--- BEGIN Records supplied ---

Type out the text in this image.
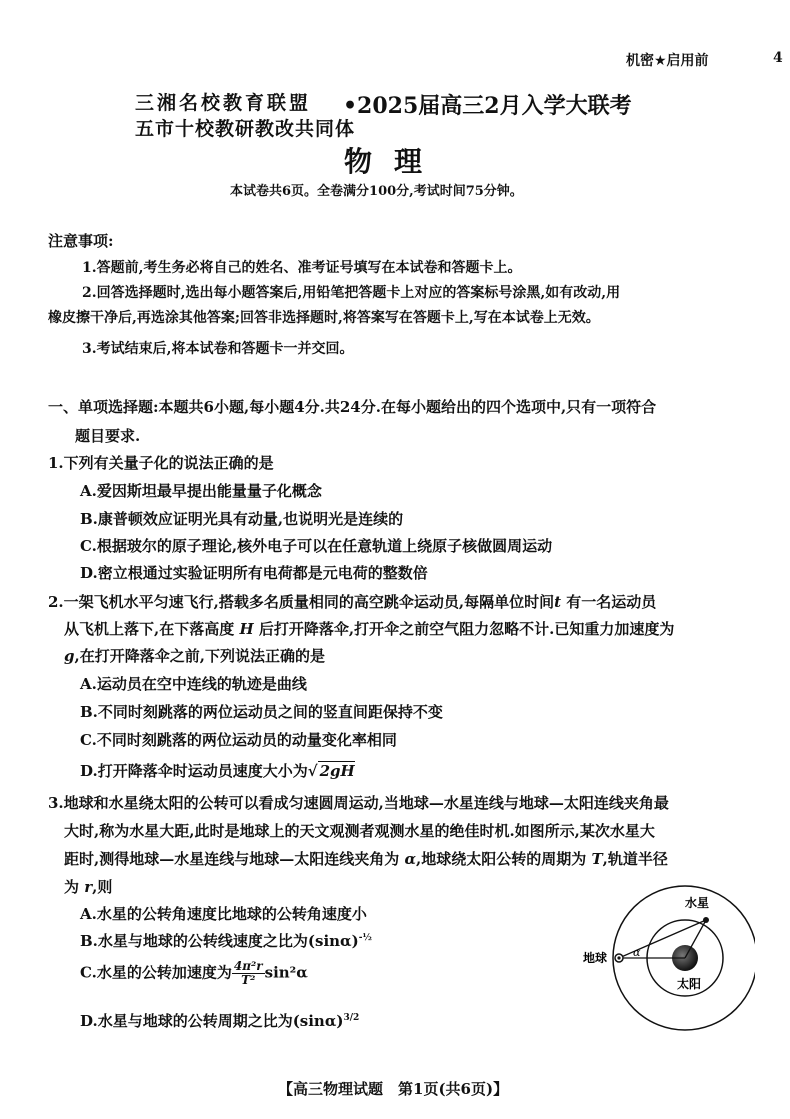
机密★启用前	4
三湘名校教育联盟
五市十校教研教改共同体
•2025届高三2月入学大联考
物理
本试卷共6页。全卷满分100分,考试时间75分钟。
注意事项:
1.答题前,考生务必将自己的姓名、准考证号填写在本试卷和答题卡上。
2.回答选择题时,选出每小题答案后,用铅笔把答题卡上对应的答案标号涂黑,如有改动,用
橡皮擦干净后,再选涂其他答案;回答非选择题时,将答案写在答题卡上,写在本试卷上无效。
3.考试结束后,将本试卷和答题卡一并交回。
一、单项选择题:本题共6小题,每小题4分.共24分.在每小题给出的四个选项中,只有一项符合
题目要求.
1.下列有关量子化的说法正确的是
A.爱因斯坦最早提出能量量子化概念
B.康普顿效应证明光具有动量,也说明光是连续的
C.根据玻尔的原子理论,核外电子可以在任意轨道上绕原子核做圆周运动
D.密立根通过实验证明所有电荷都是元电荷的整数倍
2.一架飞机水平匀速飞行,搭载多名质量相同的高空跳伞运动员,每隔单位时间t 有一名运动员
从飞机上落下,在下落高度 H 后打开降落伞,打开伞之前空气阻力忽略不计.已知重力加速度为
g,在打开降落伞之前,下列说法正确的是
A.运动员在空中连线的轨迹是曲线
B.不同时刻跳落的两位运动员之间的竖直间距保持不变
C.不同时刻跳落的两位运动员的动量变化率相同
D.打开降落伞时运动员速度大小为√ 2gH
3.地球和水星绕太阳的公转可以看成匀速圆周运动,当地球—水星连线与地球—太阳连线夹角最
大时,称为水星大距,此时是地球上的天文观测者观测水星的绝佳时机.如图所示,某次水星大
距时,测得地球—水星连线与地球—太阳连线夹角为 α,地球绕太阳公转的周期为 T,轨道半径
为 r,则
A.水星的公转角速度比地球的公转角速度小
B.水星与地球的公转线速度之比为$(\sin\alpha)^{-\frac{1}{2}}$
C.水星的公转加速度为 $\frac{\text{4π²r}}{\text{T²}} \sin^2\alpha$
D.水星与地球的公转周期之比为$(\sin\alpha)^{3/2}$
水星
地球
太阳
α
【高三物理试题　第1页(共6页)】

--- END Records supplied ---

## What to work on
Pictures in the records above are left out; print everything else exactly as written.

## Response
Type out the text in this image.
机密★启用前	4
三湘名校教育联盟
五市十校教研教改共同体
•2025届高三2月入学大联考
物理
本试卷共6页。全卷满分100分,考试时间75分钟。
注意事项:
1.答题前,考生务必将自己的姓名、准考证号填写在本试卷和答题卡上。
2.回答选择题时,选出每小题答案后,用铅笔把答题卡上对应的答案标号涂黑,如有改动,用
橡皮擦干净后,再选涂其他答案;回答非选择题时,将答案写在答题卡上,写在本试卷上无效。
3.考试结束后,将本试卷和答题卡一并交回。
一、单项选择题:本题共6小题,每小题4分.共24分.在每小题给出的四个选项中,只有一项符合
题目要求.
1.下列有关量子化的说法正确的是
A.爱因斯坦最早提出能量量子化概念
B.康普顿效应证明光具有动量,也说明光是连续的
C.根据玻尔的原子理论,核外电子可以在任意轨道上绕原子核做圆周运动
D.密立根通过实验证明所有电荷都是元电荷的整数倍
2.一架飞机水平匀速飞行,搭载多名质量相同的高空跳伞运动员,每隔单位时间t 有一名运动员
从飞机上落下,在下落高度 H 后打开降落伞,打开伞之前空气阻力忽略不计.已知重力加速度为
g,在打开降落伞之前,下列说法正确的是
A.运动员在空中连线的轨迹是曲线
B.不同时刻跳落的两位运动员之间的竖直间距保持不变
C.不同时刻跳落的两位运动员的动量变化率相同
D.打开降落伞时运动员速度大小为√ 2gH
3.地球和水星绕太阳的公转可以看成匀速圆周运动,当地球—水星连线与地球—太阳连线夹角最
大时,称为水星大距,此时是地球上的天文观测者观测水星的绝佳时机.如图所示,某次水星大
距时,测得地球—水星连线与地球—太阳连线夹角为 α,地球绕太阳公转的周期为 T,轨道半径
为 r,则
A.水星的公转角速度比地球的公转角速度小
B.水星与地球的公转线速度之比为$(\sin\alpha)^{-\frac{1}{2}}$
C.水星的公转加速度为 $\frac{\text{4π²r}}{\text{T²}} \sin^2\alpha$
D.水星与地球的公转周期之比为$(\sin\alpha)^{3/2}$
水星
地球
太阳
α
【高三物理试题　第1页(共6页)】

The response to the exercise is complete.